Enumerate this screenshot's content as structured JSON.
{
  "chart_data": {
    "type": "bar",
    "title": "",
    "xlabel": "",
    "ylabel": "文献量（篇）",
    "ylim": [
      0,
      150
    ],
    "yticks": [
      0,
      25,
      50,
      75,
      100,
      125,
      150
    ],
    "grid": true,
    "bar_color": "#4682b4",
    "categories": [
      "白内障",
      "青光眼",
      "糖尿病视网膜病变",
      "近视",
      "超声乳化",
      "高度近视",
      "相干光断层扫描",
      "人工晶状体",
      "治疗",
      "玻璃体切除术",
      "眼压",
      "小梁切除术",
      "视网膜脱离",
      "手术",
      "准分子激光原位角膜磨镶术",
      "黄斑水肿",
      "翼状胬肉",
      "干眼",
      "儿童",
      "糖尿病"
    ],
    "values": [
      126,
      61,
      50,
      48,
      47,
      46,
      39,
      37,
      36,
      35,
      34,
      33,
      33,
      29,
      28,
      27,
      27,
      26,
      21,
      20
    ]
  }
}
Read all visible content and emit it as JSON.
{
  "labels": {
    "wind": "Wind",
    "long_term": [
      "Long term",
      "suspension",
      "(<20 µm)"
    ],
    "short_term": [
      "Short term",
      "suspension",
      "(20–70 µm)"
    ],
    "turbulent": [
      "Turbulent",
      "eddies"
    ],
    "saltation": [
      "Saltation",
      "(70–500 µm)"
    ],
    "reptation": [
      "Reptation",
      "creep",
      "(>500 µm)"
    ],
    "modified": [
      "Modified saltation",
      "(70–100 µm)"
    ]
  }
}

### Work to be completed
All of the records must be repeated exactly.

### The result
Enumerate this screenshot's content as structured JSON.
{
  "chart_data": {
    "type": "bar",
    "title": "",
    "xlabel": "",
    "ylabel": "文献量（篇）",
    "ylim": [
      0,
      150
    ],
    "yticks": [
      0,
      25,
      50,
      75,
      100,
      125,
      150
    ],
    "grid": true,
    "bar_color": "#4682b4",
    "categories": [
      "白内障",
      "青光眼",
      "糖尿病视网膜病变",
      "近视",
      "超声乳化",
      "高度近视",
      "相干光断层扫描",
      "人工晶状体",
      "治疗",
      "玻璃体切除术",
      "眼压",
      "小梁切除术",
      "视网膜脱离",
      "手术",
      "准分子激光原位角膜磨镶术",
      "黄斑水肿",
      "翼状胬肉",
      "干眼",
      "儿童",
      "糖尿病"
    ],
    "values": [
      126,
      61,
      50,
      48,
      47,
      46,
      39,
      37,
      36,
      35,
      34,
      33,
      33,
      29,
      28,
      27,
      27,
      26,
      21,
      20
    ]
  }
}
Read all visible content and emit it as JSON.
{
  "labels": {
    "wind": "Wind",
    "long_term": [
      "Long term",
      "suspension",
      "(<20 µm)"
    ],
    "short_term": [
      "Short term",
      "suspension",
      "(20–70 µm)"
    ],
    "turbulent": [
      "Turbulent",
      "eddies"
    ],
    "saltation": [
      "Saltation",
      "(70–500 µm)"
    ],
    "reptation": [
      "Reptation",
      "creep",
      "(>500 µm)"
    ],
    "modified": [
      "Modified saltation",
      "(70–100 µm)"
    ]
  }
}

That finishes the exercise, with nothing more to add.